## begin

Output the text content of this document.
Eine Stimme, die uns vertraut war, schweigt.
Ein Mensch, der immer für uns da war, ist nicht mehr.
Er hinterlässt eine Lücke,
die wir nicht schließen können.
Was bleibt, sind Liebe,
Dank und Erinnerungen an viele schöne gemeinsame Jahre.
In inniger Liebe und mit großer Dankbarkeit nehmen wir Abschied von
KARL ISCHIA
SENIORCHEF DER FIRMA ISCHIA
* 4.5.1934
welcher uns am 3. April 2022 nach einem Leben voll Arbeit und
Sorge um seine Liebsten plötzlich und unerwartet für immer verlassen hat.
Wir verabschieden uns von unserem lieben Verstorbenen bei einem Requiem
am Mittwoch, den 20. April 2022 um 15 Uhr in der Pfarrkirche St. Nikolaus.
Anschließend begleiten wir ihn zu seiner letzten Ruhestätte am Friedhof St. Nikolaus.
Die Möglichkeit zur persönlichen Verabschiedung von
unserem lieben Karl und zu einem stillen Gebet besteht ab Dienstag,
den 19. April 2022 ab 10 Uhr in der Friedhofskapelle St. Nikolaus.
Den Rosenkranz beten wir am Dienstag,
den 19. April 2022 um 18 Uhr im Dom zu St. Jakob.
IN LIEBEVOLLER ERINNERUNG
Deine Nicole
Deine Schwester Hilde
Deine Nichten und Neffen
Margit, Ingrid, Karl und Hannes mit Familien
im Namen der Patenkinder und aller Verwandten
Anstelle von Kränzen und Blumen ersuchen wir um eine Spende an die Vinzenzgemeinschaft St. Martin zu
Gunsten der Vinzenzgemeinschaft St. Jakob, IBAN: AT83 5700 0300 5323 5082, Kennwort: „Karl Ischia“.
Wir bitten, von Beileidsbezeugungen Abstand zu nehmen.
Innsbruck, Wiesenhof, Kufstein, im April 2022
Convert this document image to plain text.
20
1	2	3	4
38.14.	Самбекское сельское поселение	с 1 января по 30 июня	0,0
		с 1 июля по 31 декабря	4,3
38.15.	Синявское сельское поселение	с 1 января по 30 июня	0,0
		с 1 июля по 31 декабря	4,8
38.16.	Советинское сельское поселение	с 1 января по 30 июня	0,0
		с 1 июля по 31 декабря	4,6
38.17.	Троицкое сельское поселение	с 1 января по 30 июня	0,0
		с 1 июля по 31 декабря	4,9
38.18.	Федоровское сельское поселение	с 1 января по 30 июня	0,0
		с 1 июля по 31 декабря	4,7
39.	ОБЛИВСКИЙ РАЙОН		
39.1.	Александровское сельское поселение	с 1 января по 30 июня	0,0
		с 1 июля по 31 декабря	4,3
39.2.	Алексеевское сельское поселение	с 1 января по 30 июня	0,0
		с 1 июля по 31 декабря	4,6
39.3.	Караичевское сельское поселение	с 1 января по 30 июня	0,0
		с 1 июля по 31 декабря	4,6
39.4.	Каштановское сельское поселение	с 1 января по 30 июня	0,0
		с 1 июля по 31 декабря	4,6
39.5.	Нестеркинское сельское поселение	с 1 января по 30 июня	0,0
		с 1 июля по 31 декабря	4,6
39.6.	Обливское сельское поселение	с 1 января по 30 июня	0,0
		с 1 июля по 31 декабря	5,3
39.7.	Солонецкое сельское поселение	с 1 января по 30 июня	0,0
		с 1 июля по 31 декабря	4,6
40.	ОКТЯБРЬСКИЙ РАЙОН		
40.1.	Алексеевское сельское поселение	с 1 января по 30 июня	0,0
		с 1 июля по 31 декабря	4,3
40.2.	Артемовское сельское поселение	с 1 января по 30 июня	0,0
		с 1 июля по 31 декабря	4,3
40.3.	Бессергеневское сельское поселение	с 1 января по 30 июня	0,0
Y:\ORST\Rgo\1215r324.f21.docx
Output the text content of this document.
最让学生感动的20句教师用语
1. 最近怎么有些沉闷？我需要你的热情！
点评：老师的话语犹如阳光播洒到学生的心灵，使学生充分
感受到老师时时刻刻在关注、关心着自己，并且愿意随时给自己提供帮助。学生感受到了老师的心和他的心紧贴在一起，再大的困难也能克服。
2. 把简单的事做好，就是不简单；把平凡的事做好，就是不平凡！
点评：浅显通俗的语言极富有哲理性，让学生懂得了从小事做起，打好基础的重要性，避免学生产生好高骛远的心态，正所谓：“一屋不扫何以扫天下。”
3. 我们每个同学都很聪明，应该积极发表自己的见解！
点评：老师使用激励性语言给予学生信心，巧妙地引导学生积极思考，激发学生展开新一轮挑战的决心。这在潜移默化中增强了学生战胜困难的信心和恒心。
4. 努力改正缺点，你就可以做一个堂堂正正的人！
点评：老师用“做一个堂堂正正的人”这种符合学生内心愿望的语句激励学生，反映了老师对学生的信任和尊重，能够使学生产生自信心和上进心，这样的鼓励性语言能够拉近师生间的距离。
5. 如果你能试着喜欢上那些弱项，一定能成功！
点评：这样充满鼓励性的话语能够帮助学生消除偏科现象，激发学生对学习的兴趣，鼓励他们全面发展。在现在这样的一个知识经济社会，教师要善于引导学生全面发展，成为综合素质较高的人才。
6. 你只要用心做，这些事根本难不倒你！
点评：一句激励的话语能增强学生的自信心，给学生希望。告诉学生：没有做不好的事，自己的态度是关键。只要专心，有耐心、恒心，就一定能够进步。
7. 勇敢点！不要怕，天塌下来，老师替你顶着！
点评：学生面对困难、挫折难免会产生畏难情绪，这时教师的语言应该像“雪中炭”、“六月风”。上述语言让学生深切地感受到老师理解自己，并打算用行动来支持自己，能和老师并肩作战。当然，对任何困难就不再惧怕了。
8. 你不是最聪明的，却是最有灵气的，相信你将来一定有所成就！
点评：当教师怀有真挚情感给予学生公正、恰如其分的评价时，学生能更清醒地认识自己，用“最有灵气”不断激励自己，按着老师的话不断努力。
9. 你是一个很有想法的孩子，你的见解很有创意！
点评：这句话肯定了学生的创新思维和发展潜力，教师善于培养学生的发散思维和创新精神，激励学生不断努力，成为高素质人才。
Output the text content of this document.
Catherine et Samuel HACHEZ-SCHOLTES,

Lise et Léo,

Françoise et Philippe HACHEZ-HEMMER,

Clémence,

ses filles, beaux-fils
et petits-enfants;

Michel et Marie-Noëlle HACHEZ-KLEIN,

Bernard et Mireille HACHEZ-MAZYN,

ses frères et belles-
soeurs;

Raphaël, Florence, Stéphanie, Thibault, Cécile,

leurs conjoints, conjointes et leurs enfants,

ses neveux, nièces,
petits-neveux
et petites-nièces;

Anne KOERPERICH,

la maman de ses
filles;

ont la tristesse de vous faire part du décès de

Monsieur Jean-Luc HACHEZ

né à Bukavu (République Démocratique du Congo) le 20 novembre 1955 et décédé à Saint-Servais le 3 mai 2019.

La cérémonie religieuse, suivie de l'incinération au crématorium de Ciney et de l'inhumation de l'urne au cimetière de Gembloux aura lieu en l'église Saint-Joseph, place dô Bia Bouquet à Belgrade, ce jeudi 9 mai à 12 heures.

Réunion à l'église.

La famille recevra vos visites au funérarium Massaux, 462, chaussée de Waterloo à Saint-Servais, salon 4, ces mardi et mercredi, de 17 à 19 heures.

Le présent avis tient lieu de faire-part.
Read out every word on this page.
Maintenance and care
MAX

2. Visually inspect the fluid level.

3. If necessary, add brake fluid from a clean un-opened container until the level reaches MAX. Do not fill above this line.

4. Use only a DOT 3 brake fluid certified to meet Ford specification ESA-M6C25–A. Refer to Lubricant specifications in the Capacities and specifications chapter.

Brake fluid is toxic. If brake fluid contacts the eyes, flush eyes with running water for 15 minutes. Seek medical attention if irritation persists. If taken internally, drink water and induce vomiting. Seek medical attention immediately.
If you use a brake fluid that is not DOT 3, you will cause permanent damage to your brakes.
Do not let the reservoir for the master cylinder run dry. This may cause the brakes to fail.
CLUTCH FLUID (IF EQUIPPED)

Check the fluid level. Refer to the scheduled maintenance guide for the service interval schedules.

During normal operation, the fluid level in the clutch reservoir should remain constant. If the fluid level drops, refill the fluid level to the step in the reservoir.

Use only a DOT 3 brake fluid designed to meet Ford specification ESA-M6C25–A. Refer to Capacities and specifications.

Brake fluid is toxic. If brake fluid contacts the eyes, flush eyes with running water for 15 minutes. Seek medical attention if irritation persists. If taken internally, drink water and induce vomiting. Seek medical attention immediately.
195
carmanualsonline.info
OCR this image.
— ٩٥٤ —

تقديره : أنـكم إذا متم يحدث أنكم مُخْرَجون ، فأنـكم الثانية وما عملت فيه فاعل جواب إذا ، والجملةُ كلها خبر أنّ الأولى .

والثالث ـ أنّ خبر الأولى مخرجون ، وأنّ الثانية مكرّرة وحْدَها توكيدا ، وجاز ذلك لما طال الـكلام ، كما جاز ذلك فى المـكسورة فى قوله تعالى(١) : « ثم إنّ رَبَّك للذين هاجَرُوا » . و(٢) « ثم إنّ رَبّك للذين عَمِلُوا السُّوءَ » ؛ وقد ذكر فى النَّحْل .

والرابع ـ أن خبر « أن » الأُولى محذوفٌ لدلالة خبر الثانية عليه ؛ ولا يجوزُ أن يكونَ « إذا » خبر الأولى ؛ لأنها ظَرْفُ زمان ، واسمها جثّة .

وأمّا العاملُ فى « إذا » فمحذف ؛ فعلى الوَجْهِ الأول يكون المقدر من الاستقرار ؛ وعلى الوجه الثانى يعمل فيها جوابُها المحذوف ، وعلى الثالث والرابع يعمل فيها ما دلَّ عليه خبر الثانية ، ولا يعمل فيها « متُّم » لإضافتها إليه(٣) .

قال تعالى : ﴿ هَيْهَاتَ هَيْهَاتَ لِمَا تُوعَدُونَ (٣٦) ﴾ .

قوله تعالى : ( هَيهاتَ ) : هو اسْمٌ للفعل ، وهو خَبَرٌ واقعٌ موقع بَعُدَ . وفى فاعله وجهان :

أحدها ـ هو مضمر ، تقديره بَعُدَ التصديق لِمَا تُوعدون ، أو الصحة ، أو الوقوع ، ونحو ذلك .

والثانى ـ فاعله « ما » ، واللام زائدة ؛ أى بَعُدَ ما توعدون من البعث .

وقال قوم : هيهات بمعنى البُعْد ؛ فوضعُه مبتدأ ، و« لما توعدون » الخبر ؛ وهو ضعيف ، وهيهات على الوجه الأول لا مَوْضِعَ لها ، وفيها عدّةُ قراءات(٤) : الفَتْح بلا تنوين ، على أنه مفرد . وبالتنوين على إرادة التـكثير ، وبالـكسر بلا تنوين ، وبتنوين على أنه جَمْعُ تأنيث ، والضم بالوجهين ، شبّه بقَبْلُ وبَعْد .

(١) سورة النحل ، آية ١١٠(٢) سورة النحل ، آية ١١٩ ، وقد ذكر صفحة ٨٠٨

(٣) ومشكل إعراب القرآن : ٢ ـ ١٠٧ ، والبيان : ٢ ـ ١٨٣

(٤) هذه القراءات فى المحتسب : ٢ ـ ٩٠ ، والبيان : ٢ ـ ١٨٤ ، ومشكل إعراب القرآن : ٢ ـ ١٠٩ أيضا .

## end

[Task instructions]: Work out how many lines of the data above contain the string "lieu" and give the number alone.

[Written answer]: 2